▶

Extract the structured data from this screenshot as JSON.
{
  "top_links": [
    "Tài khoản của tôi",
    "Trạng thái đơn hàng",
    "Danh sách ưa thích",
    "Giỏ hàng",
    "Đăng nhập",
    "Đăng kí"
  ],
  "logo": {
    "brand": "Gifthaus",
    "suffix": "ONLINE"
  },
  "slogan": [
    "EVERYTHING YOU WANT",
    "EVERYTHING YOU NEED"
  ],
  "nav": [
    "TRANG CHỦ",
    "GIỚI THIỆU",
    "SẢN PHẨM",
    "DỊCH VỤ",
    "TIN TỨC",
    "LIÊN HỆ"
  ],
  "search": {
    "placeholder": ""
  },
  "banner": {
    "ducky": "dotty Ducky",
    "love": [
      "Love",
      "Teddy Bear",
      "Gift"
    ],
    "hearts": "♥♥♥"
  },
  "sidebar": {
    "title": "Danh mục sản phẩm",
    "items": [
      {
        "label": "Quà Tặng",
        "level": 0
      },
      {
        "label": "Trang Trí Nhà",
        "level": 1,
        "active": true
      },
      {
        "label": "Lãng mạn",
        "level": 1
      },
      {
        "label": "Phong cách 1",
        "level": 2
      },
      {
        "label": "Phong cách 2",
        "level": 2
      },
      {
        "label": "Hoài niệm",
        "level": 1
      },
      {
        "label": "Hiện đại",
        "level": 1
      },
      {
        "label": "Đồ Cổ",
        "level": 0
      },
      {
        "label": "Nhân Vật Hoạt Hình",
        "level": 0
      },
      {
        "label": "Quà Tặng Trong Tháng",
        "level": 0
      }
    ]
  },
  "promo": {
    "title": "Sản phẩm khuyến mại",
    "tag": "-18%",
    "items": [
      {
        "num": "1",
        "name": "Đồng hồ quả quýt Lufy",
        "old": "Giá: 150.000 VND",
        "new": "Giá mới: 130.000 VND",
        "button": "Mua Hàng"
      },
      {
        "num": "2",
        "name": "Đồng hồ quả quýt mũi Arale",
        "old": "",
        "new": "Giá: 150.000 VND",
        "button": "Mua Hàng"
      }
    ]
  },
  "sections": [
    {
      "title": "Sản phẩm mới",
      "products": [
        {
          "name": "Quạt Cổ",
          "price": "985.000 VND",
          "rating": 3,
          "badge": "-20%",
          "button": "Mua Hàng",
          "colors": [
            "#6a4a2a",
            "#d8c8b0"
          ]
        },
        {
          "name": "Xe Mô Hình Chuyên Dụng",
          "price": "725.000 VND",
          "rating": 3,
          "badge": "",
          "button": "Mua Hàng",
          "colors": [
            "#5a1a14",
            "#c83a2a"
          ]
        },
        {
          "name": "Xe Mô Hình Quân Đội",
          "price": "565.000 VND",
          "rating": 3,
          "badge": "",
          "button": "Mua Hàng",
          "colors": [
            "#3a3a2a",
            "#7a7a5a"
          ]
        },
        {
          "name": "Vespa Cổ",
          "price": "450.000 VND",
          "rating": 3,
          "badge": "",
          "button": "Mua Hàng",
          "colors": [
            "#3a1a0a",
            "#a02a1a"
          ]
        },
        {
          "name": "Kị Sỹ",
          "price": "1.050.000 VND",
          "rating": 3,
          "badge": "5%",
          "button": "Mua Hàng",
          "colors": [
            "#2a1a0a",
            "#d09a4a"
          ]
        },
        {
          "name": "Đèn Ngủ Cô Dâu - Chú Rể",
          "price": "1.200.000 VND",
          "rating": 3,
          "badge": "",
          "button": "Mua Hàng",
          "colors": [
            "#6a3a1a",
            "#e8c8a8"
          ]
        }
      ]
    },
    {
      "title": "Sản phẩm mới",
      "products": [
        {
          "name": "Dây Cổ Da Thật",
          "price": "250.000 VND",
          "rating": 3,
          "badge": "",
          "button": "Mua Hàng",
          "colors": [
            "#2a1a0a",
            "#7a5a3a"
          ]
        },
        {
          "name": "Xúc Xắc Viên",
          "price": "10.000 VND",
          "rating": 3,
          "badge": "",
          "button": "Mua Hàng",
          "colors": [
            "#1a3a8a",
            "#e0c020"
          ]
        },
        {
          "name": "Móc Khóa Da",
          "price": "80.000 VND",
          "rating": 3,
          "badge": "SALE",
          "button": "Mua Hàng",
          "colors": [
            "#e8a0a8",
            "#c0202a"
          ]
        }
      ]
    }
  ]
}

◀

Repeat the data in its entirety, character for character.

### Solution below
Extract the structured data from this screenshot as JSON.
{
  "top_links": [
    "Tài khoản của tôi",
    "Trạng thái đơn hàng",
    "Danh sách ưa thích",
    "Giỏ hàng",
    "Đăng nhập",
    "Đăng kí"
  ],
  "logo": {
    "brand": "Gifthaus",
    "suffix": "ONLINE"
  },
  "slogan": [
    "EVERYTHING YOU WANT",
    "EVERYTHING YOU NEED"
  ],
  "nav": [
    "TRANG CHỦ",
    "GIỚI THIỆU",
    "SẢN PHẨM",
    "DỊCH VỤ",
    "TIN TỨC",
    "LIÊN HỆ"
  ],
  "search": {
    "placeholder": ""
  },
  "banner": {
    "ducky": "dotty Ducky",
    "love": [
      "Love",
      "Teddy Bear",
      "Gift"
    ],
    "hearts": "♥♥♥"
  },
  "sidebar": {
    "title": "Danh mục sản phẩm",
    "items": [
      {
        "label": "Quà Tặng",
        "level": 0
      },
      {
        "label": "Trang Trí Nhà",
        "level": 1,
        "active": true
      },
      {
        "label": "Lãng mạn",
        "level": 1
      },
      {
        "label": "Phong cách 1",
        "level": 2
      },
      {
        "label": "Phong cách 2",
        "level": 2
      },
      {
        "label": "Hoài niệm",
        "level": 1
      },
      {
        "label": "Hiện đại",
        "level": 1
      },
      {
        "label": "Đồ Cổ",
        "level": 0
      },
      {
        "label": "Nhân Vật Hoạt Hình",
        "level": 0
      },
      {
        "label": "Quà Tặng Trong Tháng",
        "level": 0
      }
    ]
  },
  "promo": {
    "title": "Sản phẩm khuyến mại",
    "tag": "-18%",
    "items": [
      {
        "num": "1",
        "name": "Đồng hồ quả quýt Lufy",
        "old": "Giá: 150.000 VND",
        "new": "Giá mới: 130.000 VND",
        "button": "Mua Hàng"
      },
      {
        "num": "2",
        "name": "Đồng hồ quả quýt mũi Arale",
        "old": "",
        "new": "Giá: 150.000 VND",
        "button": "Mua Hàng"
      }
    ]
  },
  "sections": [
    {
      "title": "Sản phẩm mới",
      "products": [
        {
          "name": "Quạt Cổ",
          "price": "985.000 VND",
          "rating": 3,
          "badge": "-20%",
          "button": "Mua Hàng",
          "colors": [
            "#6a4a2a",
            "#d8c8b0"
          ]
        },
        {
          "name": "Xe Mô Hình Chuyên Dụng",
          "price": "725.000 VND",
          "rating": 3,
          "badge": "",
          "button": "Mua Hàng",
          "colors": [
            "#5a1a14",
            "#c83a2a"
          ]
        },
        {
          "name": "Xe Mô Hình Quân Đội",
          "price": "565.000 VND",
          "rating": 3,
          "badge": "",
          "button": "Mua Hàng",
          "colors": [
            "#3a3a2a",
            "#7a7a5a"
          ]
        },
        {
          "name": "Vespa Cổ",
          "price": "450.000 VND",
          "rating": 3,
          "badge": "",
          "button": "Mua Hàng",
          "colors": [
            "#3a1a0a",
            "#a02a1a"
          ]
        },
        {
          "name": "Kị Sỹ",
          "price": "1.050.000 VND",
          "rating": 3,
          "badge": "5%",
          "button": "Mua Hàng",
          "colors": [
            "#2a1a0a",
            "#d09a4a"
          ]
        },
        {
          "name": "Đèn Ngủ Cô Dâu - Chú Rể",
          "price": "1.200.000 VND",
          "rating": 3,
          "badge": "",
          "button": "Mua Hàng",
          "colors": [
            "#6a3a1a",
            "#e8c8a8"
          ]
        }
      ]
    },
    {
      "title": "Sản phẩm mới",
      "products": [
        {
          "name": "Dây Cổ Da Thật",
          "price": "250.000 VND",
          "rating": 3,
          "badge": "",
          "button": "Mua Hàng",
          "colors": [
            "#2a1a0a",
            "#7a5a3a"
          ]
        },
        {
          "name": "Xúc Xắc Viên",
          "price": "10.000 VND",
          "rating": 3,
          "badge": "",
          "button": "Mua Hàng",
          "colors": [
            "#1a3a8a",
            "#e0c020"
          ]
        },
        {
          "name": "Móc Khóa Da",
          "price": "80.000 VND",
          "rating": 3,
          "badge": "SALE",
          "button": "Mua Hàng",
          "colors": [
            "#e8a0a8",
            "#c0202a"
          ]
        }
      ]
    }
  ]
}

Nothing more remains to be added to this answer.